▸ **Short exercise**:
All of the listing below must be repeated word for word. Pictures are the only thing to omit.

Extracted records:
————————

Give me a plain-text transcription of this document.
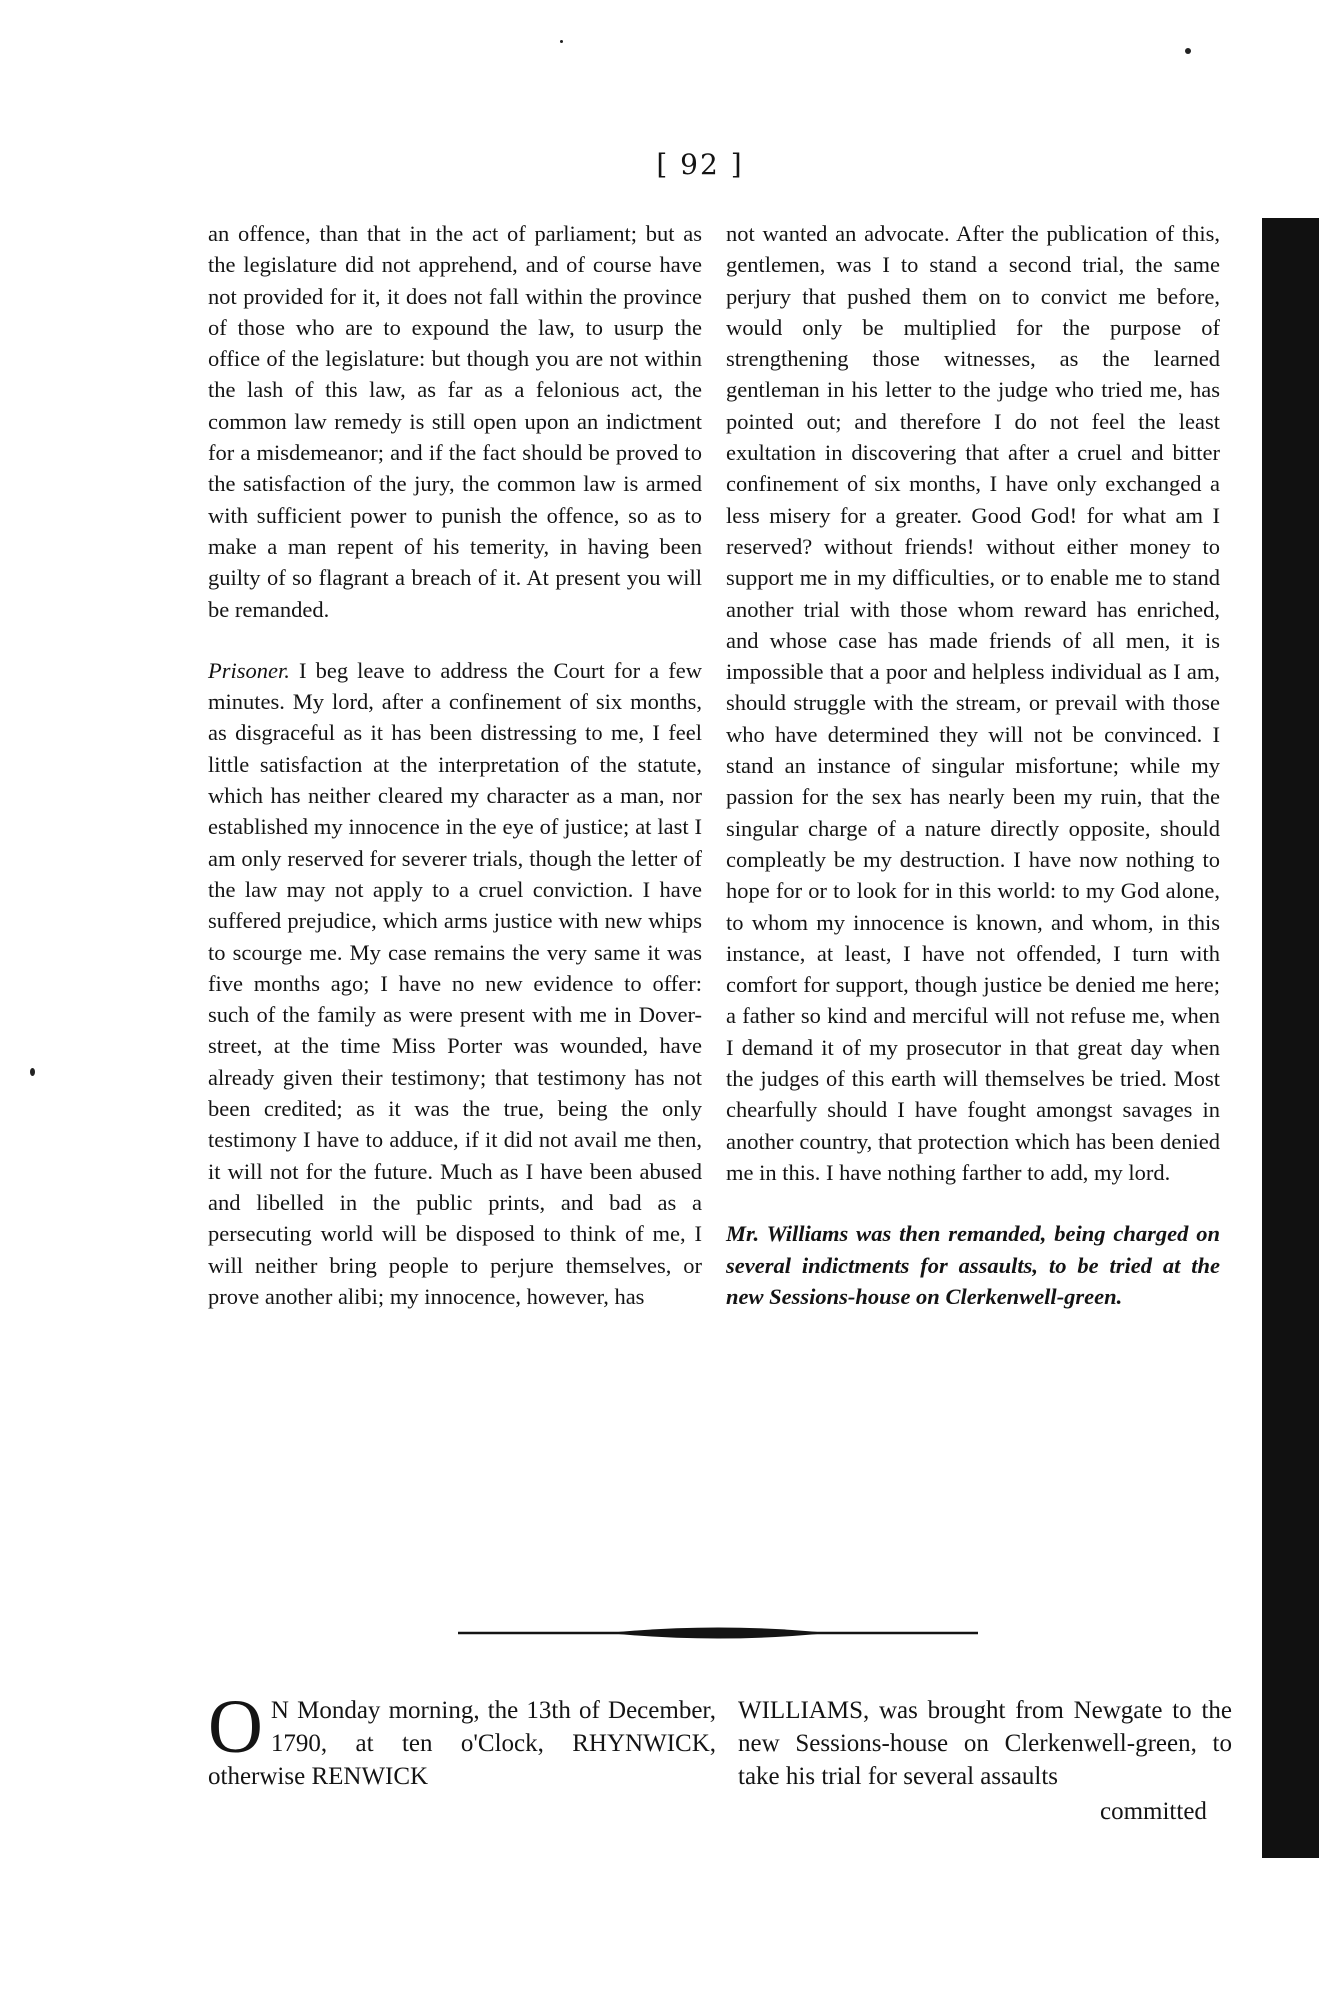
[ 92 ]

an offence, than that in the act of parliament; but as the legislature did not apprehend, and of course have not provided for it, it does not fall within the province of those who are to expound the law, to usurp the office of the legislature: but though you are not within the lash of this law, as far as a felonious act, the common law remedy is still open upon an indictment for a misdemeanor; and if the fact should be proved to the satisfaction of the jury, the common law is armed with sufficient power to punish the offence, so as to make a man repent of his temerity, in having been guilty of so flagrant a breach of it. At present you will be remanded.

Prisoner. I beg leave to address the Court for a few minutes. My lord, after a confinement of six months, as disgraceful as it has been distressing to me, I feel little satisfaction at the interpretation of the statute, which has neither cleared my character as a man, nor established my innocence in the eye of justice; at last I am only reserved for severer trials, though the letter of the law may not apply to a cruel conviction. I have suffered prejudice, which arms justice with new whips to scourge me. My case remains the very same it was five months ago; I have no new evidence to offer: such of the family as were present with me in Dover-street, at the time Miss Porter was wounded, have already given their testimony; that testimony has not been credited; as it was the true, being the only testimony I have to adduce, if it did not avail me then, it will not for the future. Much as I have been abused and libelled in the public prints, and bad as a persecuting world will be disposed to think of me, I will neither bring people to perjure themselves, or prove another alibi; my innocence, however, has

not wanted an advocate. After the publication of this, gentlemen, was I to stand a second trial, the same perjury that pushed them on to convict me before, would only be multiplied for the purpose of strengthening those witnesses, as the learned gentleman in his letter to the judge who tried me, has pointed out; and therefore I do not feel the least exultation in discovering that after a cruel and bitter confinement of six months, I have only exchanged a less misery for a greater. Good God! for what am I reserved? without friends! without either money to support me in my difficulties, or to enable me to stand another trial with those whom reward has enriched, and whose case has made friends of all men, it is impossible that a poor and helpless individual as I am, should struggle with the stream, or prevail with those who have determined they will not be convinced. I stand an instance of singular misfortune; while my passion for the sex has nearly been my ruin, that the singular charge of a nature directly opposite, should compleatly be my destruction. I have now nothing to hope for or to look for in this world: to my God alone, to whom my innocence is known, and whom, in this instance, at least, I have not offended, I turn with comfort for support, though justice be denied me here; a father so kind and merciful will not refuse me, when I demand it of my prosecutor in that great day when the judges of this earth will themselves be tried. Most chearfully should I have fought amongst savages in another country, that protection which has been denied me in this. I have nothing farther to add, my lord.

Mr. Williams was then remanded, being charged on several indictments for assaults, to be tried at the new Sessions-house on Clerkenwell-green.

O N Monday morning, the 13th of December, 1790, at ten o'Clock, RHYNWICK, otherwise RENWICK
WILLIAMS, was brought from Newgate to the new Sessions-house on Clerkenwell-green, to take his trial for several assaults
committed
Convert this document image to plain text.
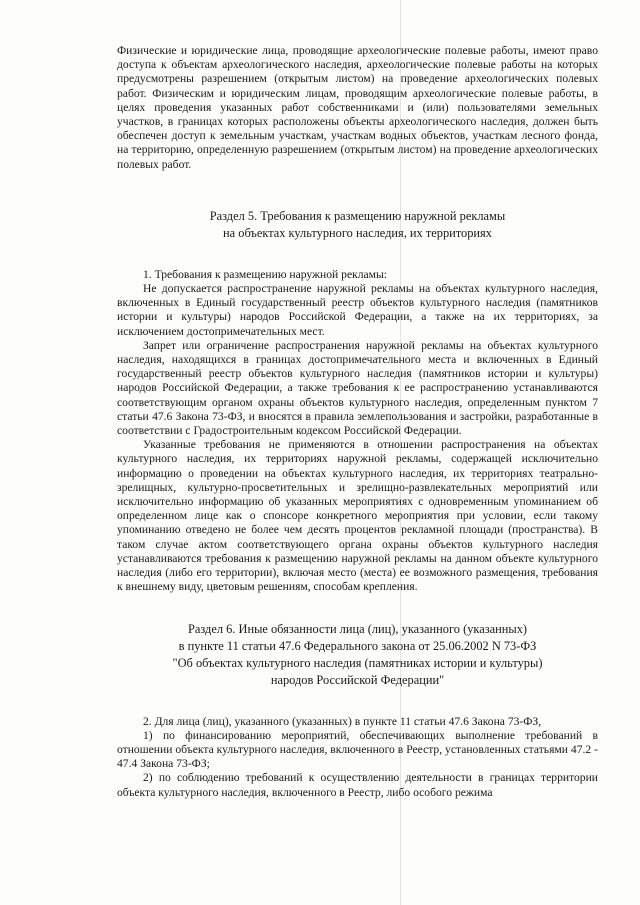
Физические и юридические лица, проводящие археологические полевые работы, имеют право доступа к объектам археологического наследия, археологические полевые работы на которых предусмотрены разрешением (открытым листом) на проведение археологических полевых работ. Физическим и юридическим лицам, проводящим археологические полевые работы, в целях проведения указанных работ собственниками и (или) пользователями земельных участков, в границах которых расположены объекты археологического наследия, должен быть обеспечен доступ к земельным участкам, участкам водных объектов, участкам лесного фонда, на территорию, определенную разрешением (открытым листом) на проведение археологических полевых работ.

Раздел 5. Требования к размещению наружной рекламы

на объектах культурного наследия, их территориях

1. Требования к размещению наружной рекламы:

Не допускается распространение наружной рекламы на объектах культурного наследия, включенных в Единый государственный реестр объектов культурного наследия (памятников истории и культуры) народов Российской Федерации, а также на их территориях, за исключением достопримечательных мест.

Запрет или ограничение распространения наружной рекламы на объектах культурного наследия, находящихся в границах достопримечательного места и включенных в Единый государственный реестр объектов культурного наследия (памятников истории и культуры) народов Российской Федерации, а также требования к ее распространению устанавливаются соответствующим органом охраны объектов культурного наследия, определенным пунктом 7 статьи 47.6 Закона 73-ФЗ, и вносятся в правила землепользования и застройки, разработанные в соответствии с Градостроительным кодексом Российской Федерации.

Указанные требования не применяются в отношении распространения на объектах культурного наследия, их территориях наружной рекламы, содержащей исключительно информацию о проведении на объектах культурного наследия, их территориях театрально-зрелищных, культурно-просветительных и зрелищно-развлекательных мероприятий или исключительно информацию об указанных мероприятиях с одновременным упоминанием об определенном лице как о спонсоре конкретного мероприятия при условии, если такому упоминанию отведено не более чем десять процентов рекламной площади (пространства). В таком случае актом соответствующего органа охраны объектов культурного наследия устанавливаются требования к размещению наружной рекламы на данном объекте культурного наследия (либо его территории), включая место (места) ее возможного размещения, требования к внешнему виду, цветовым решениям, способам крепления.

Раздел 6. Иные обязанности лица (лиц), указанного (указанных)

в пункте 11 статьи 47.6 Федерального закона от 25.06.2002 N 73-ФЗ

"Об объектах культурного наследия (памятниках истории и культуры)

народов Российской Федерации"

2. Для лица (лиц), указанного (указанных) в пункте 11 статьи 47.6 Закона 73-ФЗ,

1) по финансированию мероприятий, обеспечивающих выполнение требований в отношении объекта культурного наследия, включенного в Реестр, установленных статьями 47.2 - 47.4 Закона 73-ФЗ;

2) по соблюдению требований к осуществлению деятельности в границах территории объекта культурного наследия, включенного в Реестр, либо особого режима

————————

▸ **Answer to the problem**:
Give me a plain-text transcription of this document.
[ 92 ]

an offence, than that in the act of parliament; but as the legislature did not apprehend, and of course have not provided for it, it does not fall within the province of those who are to expound the law, to usurp the office of the legislature: but though you are not within the lash of this law, as far as a felonious act, the common law remedy is still open upon an indictment for a misdemeanor; and if the fact should be proved to the satisfaction of the jury, the common law is armed with sufficient power to punish the offence, so as to make a man repent of his temerity, in having been guilty of so flagrant a breach of it. At present you will be remanded.

Prisoner. I beg leave to address the Court for a few minutes. My lord, after a confinement of six months, as disgraceful as it has been distressing to me, I feel little satisfaction at the interpretation of the statute, which has neither cleared my character as a man, nor established my innocence in the eye of justice; at last I am only reserved for severer trials, though the letter of the law may not apply to a cruel conviction. I have suffered prejudice, which arms justice with new whips to scourge me. My case remains the very same it was five months ago; I have no new evidence to offer: such of the family as were present with me in Dover-street, at the time Miss Porter was wounded, have already given their testimony; that testimony has not been credited; as it was the true, being the only testimony I have to adduce, if it did not avail me then, it will not for the future. Much as I have been abused and libelled in the public prints, and bad as a persecuting world will be disposed to think of me, I will neither bring people to perjure themselves, or prove another alibi; my innocence, however, has

not wanted an advocate. After the publication of this, gentlemen, was I to stand a second trial, the same perjury that pushed them on to convict me before, would only be multiplied for the purpose of strengthening those witnesses, as the learned gentleman in his letter to the judge who tried me, has pointed out; and therefore I do not feel the least exultation in discovering that after a cruel and bitter confinement of six months, I have only exchanged a less misery for a greater. Good God! for what am I reserved? without friends! without either money to support me in my difficulties, or to enable me to stand another trial with those whom reward has enriched, and whose case has made friends of all men, it is impossible that a poor and helpless individual as I am, should struggle with the stream, or prevail with those who have determined they will not be convinced. I stand an instance of singular misfortune; while my passion for the sex has nearly been my ruin, that the singular charge of a nature directly opposite, should compleatly be my destruction. I have now nothing to hope for or to look for in this world: to my God alone, to whom my innocence is known, and whom, in this instance, at least, I have not offended, I turn with comfort for support, though justice be denied me here; a father so kind and merciful will not refuse me, when I demand it of my prosecutor in that great day when the judges of this earth will themselves be tried. Most chearfully should I have fought amongst savages in another country, that protection which has been denied me in this. I have nothing farther to add, my lord.

Mr. Williams was then remanded, being charged on several indictments for assaults, to be tried at the new Sessions-house on Clerkenwell-green.

O N Monday morning, the 13th of December, 1790, at ten o'Clock, RHYNWICK, otherwise RENWICK
WILLIAMS, was brought from Newgate to the new Sessions-house on Clerkenwell-green, to take his trial for several assaults
committed
Convert this document image to plain text.
Физические и юридические лица, проводящие археологические полевые работы, имеют право доступа к объектам археологического наследия, археологические полевые работы на которых предусмотрены разрешением (открытым листом) на проведение археологических полевых работ. Физическим и юридическим лицам, проводящим археологические полевые работы, в целях проведения указанных работ собственниками и (или) пользователями земельных участков, в границах которых расположены объекты археологического наследия, должен быть обеспечен доступ к земельным участкам, участкам водных объектов, участкам лесного фонда, на территорию, определенную разрешением (открытым листом) на проведение археологических полевых работ.

Раздел 5. Требования к размещению наружной рекламы

на объектах культурного наследия, их территориях

1. Требования к размещению наружной рекламы:

Не допускается распространение наружной рекламы на объектах культурного наследия, включенных в Единый государственный реестр объектов культурного наследия (памятников истории и культуры) народов Российской Федерации, а также на их территориях, за исключением достопримечательных мест.

Запрет или ограничение распространения наружной рекламы на объектах культурного наследия, находящихся в границах достопримечательного места и включенных в Единый государственный реестр объектов культурного наследия (памятников истории и культуры) народов Российской Федерации, а также требования к ее распространению устанавливаются соответствующим органом охраны объектов культурного наследия, определенным пунктом 7 статьи 47.6 Закона 73-ФЗ, и вносятся в правила землепользования и застройки, разработанные в соответствии с Градостроительным кодексом Российской Федерации.

Указанные требования не применяются в отношении распространения на объектах культурного наследия, их территориях наружной рекламы, содержащей исключительно информацию о проведении на объектах культурного наследия, их территориях театрально-зрелищных, культурно-просветительных и зрелищно-развлекательных мероприятий или исключительно информацию об указанных мероприятиях с одновременным упоминанием об определенном лице как о спонсоре конкретного мероприятия при условии, если такому упоминанию отведено не более чем десять процентов рекламной площади (пространства). В таком случае актом соответствующего органа охраны объектов культурного наследия устанавливаются требования к размещению наружной рекламы на данном объекте культурного наследия (либо его территории), включая место (места) ее возможного размещения, требования к внешнему виду, цветовым решениям, способам крепления.

Раздел 6. Иные обязанности лица (лиц), указанного (указанных)

в пункте 11 статьи 47.6 Федерального закона от 25.06.2002 N 73-ФЗ

"Об объектах культурного наследия (памятниках истории и культуры)

народов Российской Федерации"

2. Для лица (лиц), указанного (указанных) в пункте 11 статьи 47.6 Закона 73-ФЗ,

1) по финансированию мероприятий, обеспечивающих выполнение требований в отношении объекта культурного наследия, включенного в Реестр, установленных статьями 47.2 - 47.4 Закона 73-ФЗ;

2) по соблюдению требований к осуществлению деятельности в границах территории объекта культурного наследия, включенного в Реестр, либо особого режима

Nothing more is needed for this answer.